Stored entries:
▼▼▼

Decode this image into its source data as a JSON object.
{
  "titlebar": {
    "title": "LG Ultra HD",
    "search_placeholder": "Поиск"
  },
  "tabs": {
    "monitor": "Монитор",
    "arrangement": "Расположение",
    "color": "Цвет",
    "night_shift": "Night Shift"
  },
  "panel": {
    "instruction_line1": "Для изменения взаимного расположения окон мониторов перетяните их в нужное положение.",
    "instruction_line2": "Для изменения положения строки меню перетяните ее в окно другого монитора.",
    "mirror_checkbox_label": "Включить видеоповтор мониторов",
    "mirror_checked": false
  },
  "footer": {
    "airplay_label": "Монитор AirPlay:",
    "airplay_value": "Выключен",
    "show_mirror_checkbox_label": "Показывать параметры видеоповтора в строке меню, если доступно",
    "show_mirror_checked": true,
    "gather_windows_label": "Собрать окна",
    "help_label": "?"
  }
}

▲▲▲

_Exercise task_: Reproduce the full listing word for word.

_Written response_:
Decode this image into its source data as a JSON object.
{
  "titlebar": {
    "title": "LG Ultra HD",
    "search_placeholder": "Поиск"
  },
  "tabs": {
    "monitor": "Монитор",
    "arrangement": "Расположение",
    "color": "Цвет",
    "night_shift": "Night Shift"
  },
  "panel": {
    "instruction_line1": "Для изменения взаимного расположения окон мониторов перетяните их в нужное положение.",
    "instruction_line2": "Для изменения положения строки меню перетяните ее в окно другого монитора.",
    "mirror_checkbox_label": "Включить видеоповтор мониторов",
    "mirror_checked": false
  },
  "footer": {
    "airplay_label": "Монитор AirPlay:",
    "airplay_value": "Выключен",
    "show_mirror_checkbox_label": "Показывать параметры видеоповтора в строке меню, если доступно",
    "show_mirror_checked": true,
    "gather_windows_label": "Собрать окна",
    "help_label": "?"
  }
}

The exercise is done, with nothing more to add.